EXERCISE DIRECTIONS: Search the data below for the string "China". Extract every line that contains it.

Records that describe figures:
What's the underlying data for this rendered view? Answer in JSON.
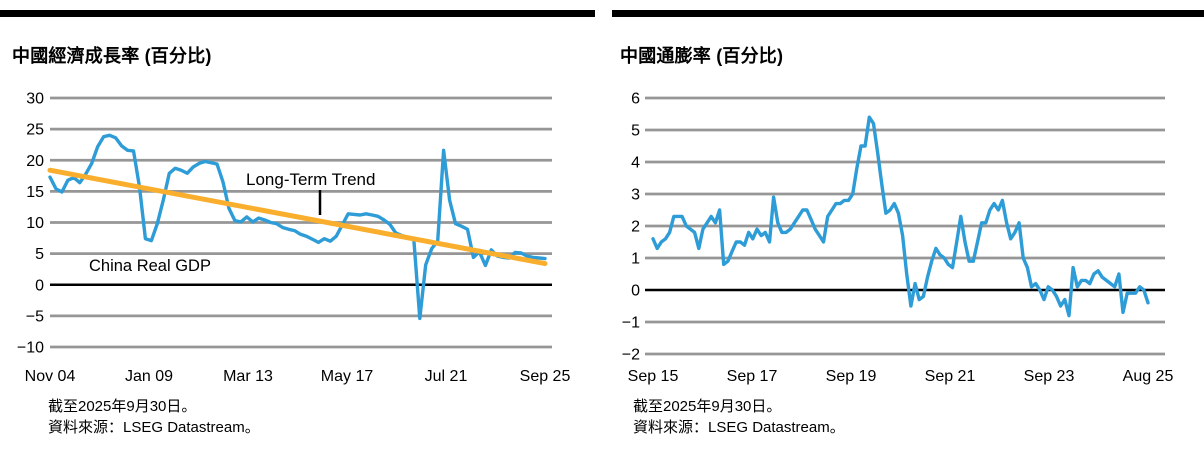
{
  "colors": {
    "series_blue": "#2E9CD6",
    "trend_orange": "#FAAE2D",
    "grid_gray": "#969696",
    "zero_axis": "#000000",
    "header_bar": "#000000"
  },
  "chart_data": [
    {
      "type": "line",
      "title": "中國經濟成長率 (百分比)",
      "x_ticks": [
        "Nov 04",
        "Jan 09",
        "Mar 13",
        "May 17",
        "Jul 21",
        "Sep 25"
      ],
      "y_ticks": [
        "30",
        "25",
        "20",
        "15",
        "10",
        "5",
        "0",
        "−5",
        "−10"
      ],
      "y_tick_values": [
        30,
        25,
        20,
        15,
        10,
        5,
        0,
        -5,
        -10
      ],
      "ylim": [
        -10,
        30
      ],
      "grid": true,
      "series": [
        {
          "name": "China Real GDP",
          "color": "#2E9CD6",
          "values": [
            17.3,
            15.4,
            14.9,
            16.8,
            17.2,
            16.4,
            17.8,
            19.5,
            22.2,
            23.8,
            24.0,
            23.6,
            22.3,
            21.6,
            21.5,
            15.7,
            7.4,
            7.1,
            9.8,
            13.6,
            17.9,
            18.7,
            18.4,
            17.9,
            18.9,
            19.5,
            19.8,
            19.6,
            19.4,
            16.5,
            12.3,
            10.3,
            10.1,
            10.9,
            10.1,
            10.7,
            10.4,
            10.0,
            9.8,
            9.2,
            8.9,
            8.7,
            8.1,
            7.8,
            7.3,
            6.8,
            7.4,
            7.0,
            7.8,
            9.6,
            11.4,
            11.3,
            11.2,
            11.4,
            11.2,
            11.0,
            10.4,
            9.7,
            8.3,
            7.9,
            7.6,
            7.3,
            -5.4,
            3.2,
            5.8,
            7.0,
            21.6,
            13.6,
            9.8,
            9.4,
            8.9,
            4.4,
            5.3,
            3.1,
            5.6,
            4.6,
            4.4,
            4.3,
            5.2,
            5.1,
            4.6,
            4.4,
            4.3,
            4.2
          ]
        },
        {
          "name": "Long-Term Trend",
          "color": "#FAAE2D",
          "trend_endpoints": [
            18.4,
            3.4
          ]
        }
      ],
      "annotations": [
        {
          "text": "Long-Term Trend"
        },
        {
          "text": "China Real GDP"
        }
      ],
      "footnotes": [
        "截至2025年9月30日。",
        "資料來源：LSEG Datastream。"
      ]
    },
    {
      "type": "line",
      "title": "中國通膨率 (百分比)",
      "x_ticks": [
        "Sep 15",
        "Sep 17",
        "Sep 19",
        "Sep 21",
        "Sep 23",
        "Aug 25"
      ],
      "y_ticks": [
        "6",
        "5",
        "4",
        "3",
        "2",
        "1",
        "0",
        "−1",
        "−2"
      ],
      "y_tick_values": [
        6,
        5,
        4,
        3,
        2,
        1,
        0,
        -1,
        -2
      ],
      "ylim": [
        -2,
        6
      ],
      "grid": true,
      "series": [
        {
          "color": "#2E9CD6",
          "values": [
            1.6,
            1.3,
            1.5,
            1.6,
            1.8,
            2.3,
            2.3,
            2.3,
            2.0,
            1.9,
            1.8,
            1.3,
            1.9,
            2.1,
            2.3,
            2.1,
            2.5,
            0.8,
            0.9,
            1.2,
            1.5,
            1.5,
            1.4,
            1.8,
            1.6,
            1.9,
            1.7,
            1.8,
            1.5,
            2.9,
            2.1,
            1.8,
            1.8,
            1.9,
            2.1,
            2.3,
            2.5,
            2.5,
            2.2,
            1.9,
            1.7,
            1.5,
            2.3,
            2.5,
            2.7,
            2.7,
            2.8,
            2.8,
            3.0,
            3.8,
            4.5,
            4.5,
            5.4,
            5.2,
            4.3,
            3.3,
            2.4,
            2.5,
            2.7,
            2.4,
            1.7,
            0.5,
            -0.5,
            0.2,
            -0.3,
            -0.2,
            0.4,
            0.9,
            1.3,
            1.1,
            1.0,
            0.8,
            0.7,
            1.5,
            2.3,
            1.5,
            0.9,
            0.9,
            1.5,
            2.1,
            2.1,
            2.5,
            2.7,
            2.5,
            2.8,
            2.1,
            1.6,
            1.8,
            2.1,
            1.0,
            0.7,
            0.1,
            0.2,
            0.0,
            -0.3,
            0.1,
            0.0,
            -0.2,
            -0.5,
            -0.3,
            -0.8,
            0.7,
            0.1,
            0.3,
            0.3,
            0.2,
            0.5,
            0.6,
            0.4,
            0.3,
            0.2,
            0.1,
            0.5,
            -0.7,
            -0.1,
            -0.1,
            -0.1,
            0.1,
            0.0,
            -0.4
          ]
        }
      ],
      "annotations": [],
      "footnotes": [
        "截至2025年9月30日。",
        "資料來源：LSEG Datastream。"
      ]
    }
  ]
}
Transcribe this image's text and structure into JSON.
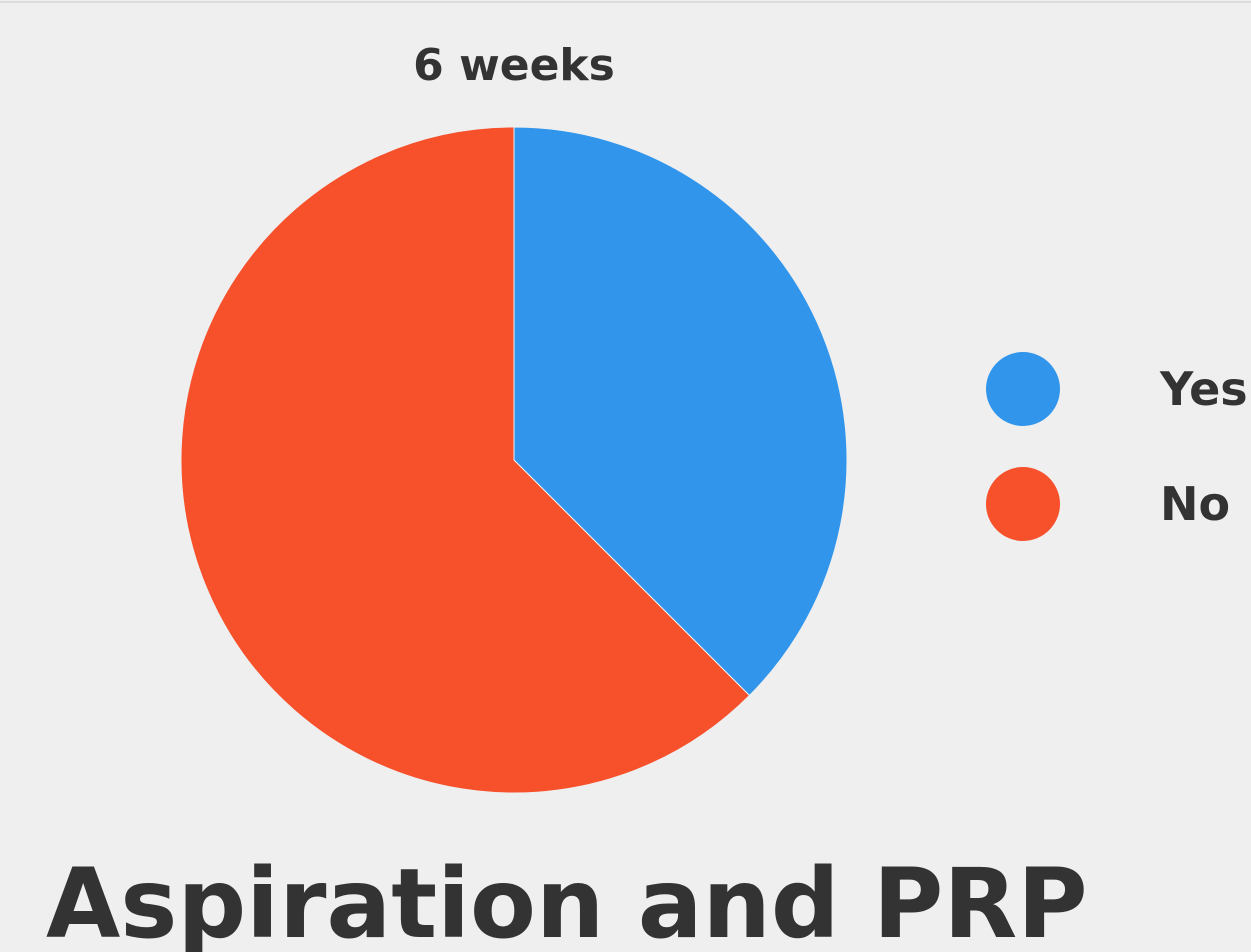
{
  "chart_data": {
    "type": "pie",
    "title": "6 weeks",
    "categories": [
      "Yes",
      "No"
    ],
    "values": [
      37.5,
      62.5
    ],
    "colors": [
      "#3196eb",
      "#f7512c"
    ],
    "legend": "right"
  },
  "heading": "Aspiration and PRP"
}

CORRECT OUTPUT:
          "name": "China Real GDP",
          "text": "China Real GDP"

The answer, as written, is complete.